==== Listing ====
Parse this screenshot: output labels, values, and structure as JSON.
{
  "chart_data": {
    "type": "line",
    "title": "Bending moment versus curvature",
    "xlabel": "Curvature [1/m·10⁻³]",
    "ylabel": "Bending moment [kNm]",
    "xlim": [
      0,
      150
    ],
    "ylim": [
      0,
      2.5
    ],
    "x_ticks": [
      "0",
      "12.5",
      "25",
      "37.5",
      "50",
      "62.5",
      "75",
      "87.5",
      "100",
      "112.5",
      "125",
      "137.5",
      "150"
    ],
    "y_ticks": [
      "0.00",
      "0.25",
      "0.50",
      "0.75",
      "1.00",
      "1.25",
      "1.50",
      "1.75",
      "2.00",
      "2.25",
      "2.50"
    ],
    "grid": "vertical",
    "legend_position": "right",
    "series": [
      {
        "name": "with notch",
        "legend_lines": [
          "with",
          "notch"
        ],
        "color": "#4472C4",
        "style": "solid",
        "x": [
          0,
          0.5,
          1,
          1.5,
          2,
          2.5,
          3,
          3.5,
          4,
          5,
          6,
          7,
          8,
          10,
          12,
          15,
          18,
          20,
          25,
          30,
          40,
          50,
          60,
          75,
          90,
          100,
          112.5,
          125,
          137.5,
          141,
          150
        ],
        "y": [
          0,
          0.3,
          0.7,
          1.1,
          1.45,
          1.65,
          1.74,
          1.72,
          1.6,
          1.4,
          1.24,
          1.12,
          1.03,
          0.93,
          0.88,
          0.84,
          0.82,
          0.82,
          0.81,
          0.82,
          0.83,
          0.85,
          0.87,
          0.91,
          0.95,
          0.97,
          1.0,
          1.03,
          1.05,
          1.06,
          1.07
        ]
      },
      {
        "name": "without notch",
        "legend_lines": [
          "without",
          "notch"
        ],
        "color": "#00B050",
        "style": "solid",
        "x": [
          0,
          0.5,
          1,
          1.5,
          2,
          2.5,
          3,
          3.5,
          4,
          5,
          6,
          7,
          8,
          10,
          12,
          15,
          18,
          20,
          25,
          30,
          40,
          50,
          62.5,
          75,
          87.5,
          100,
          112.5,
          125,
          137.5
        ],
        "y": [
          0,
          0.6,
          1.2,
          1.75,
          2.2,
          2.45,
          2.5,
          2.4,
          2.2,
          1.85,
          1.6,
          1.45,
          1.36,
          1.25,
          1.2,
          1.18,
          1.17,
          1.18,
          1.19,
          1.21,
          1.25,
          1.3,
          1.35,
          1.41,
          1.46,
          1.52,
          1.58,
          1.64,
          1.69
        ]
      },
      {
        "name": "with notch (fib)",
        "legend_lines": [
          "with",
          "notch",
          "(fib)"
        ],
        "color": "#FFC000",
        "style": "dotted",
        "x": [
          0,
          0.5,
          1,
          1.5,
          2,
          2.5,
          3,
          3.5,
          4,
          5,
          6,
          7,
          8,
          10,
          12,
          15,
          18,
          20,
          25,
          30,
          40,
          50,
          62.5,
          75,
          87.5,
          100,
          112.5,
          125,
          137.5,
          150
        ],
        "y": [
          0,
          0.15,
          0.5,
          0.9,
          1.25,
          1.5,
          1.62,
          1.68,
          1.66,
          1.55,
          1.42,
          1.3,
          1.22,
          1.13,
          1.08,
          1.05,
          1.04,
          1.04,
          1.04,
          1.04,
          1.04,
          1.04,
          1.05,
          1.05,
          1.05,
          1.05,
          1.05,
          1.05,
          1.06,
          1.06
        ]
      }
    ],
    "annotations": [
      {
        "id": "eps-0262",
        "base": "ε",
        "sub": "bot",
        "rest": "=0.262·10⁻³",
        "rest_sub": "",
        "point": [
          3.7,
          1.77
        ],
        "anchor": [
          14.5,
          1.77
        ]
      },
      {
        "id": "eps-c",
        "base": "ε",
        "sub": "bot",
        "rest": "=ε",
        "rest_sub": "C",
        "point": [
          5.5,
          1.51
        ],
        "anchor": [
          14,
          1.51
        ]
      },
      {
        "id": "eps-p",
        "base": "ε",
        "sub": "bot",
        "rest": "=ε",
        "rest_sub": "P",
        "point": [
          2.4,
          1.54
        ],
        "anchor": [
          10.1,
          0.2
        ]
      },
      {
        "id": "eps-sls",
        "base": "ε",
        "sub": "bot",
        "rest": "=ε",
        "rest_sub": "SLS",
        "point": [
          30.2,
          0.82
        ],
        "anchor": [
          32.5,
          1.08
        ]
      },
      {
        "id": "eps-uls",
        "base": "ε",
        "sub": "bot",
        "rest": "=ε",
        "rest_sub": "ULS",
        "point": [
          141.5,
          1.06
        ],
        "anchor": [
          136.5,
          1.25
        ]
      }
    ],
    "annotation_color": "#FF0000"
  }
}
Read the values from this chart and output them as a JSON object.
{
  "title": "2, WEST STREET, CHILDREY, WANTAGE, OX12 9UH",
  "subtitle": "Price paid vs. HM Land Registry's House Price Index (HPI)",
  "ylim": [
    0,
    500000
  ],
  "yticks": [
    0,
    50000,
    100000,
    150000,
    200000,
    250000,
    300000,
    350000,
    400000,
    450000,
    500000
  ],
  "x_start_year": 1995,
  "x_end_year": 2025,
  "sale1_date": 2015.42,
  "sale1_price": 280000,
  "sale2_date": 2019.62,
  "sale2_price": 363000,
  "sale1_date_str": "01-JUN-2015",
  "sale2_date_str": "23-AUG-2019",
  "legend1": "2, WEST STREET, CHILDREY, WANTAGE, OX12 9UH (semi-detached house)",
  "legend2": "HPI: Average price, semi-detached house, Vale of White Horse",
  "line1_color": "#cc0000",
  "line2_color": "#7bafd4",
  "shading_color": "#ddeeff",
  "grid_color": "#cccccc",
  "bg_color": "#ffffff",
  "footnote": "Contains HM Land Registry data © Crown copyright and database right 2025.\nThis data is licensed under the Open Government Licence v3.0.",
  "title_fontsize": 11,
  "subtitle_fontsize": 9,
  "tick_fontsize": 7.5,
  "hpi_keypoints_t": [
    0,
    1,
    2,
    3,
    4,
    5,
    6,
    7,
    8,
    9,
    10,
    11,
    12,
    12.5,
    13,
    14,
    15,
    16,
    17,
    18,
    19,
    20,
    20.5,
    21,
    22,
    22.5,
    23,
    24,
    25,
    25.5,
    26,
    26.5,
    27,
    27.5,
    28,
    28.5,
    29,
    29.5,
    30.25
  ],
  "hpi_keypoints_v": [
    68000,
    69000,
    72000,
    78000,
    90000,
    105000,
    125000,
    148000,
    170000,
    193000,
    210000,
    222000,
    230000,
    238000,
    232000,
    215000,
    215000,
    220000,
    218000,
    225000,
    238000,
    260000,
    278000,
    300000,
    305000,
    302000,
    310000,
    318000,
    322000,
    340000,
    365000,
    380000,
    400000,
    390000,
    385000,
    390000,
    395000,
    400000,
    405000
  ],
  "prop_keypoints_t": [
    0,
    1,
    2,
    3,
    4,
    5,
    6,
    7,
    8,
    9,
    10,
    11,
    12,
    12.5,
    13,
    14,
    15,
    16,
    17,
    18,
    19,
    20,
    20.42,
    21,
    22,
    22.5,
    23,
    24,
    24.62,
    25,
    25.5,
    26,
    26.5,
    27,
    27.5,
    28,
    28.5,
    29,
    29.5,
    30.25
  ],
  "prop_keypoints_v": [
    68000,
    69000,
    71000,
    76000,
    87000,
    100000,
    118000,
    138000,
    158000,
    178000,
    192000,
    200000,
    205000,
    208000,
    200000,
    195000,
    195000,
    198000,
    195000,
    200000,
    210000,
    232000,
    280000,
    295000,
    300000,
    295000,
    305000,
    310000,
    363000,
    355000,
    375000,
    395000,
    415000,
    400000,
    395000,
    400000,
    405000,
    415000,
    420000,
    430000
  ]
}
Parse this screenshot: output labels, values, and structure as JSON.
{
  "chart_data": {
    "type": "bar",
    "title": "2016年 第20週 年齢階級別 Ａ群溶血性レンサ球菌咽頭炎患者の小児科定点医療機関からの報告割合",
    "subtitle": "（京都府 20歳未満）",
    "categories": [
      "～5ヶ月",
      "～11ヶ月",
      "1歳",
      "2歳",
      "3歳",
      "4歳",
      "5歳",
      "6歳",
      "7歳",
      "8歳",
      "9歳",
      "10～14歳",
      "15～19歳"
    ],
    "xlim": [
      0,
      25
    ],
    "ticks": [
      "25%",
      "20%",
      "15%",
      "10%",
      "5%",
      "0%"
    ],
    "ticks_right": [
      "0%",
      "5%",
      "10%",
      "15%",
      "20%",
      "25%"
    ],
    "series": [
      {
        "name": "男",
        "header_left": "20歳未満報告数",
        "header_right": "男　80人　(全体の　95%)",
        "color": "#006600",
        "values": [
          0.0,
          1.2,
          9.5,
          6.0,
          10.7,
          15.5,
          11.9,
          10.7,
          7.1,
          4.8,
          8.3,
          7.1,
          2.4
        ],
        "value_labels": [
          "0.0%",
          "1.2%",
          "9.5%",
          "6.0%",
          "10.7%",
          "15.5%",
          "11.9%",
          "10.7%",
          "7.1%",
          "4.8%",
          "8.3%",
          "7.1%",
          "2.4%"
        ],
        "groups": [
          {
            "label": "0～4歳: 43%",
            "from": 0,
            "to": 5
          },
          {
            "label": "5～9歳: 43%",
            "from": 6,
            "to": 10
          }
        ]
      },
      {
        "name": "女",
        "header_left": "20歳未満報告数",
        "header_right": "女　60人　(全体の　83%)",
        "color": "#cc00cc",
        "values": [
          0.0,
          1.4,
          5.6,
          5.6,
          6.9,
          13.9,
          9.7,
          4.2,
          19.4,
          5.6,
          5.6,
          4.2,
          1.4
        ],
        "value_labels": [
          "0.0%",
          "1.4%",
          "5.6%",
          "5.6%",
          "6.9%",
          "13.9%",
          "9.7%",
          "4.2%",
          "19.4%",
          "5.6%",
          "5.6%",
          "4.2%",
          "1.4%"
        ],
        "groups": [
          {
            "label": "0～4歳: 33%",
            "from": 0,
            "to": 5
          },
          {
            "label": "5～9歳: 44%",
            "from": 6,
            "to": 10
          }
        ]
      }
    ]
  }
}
====
Identify every line above with the string "name" in it. Copy those lines.

**Output of the task:**
        "name": "with notch",
        "name": "without notch",
        "name": "with notch (fib)",
        "name": "男",
        "name": "女",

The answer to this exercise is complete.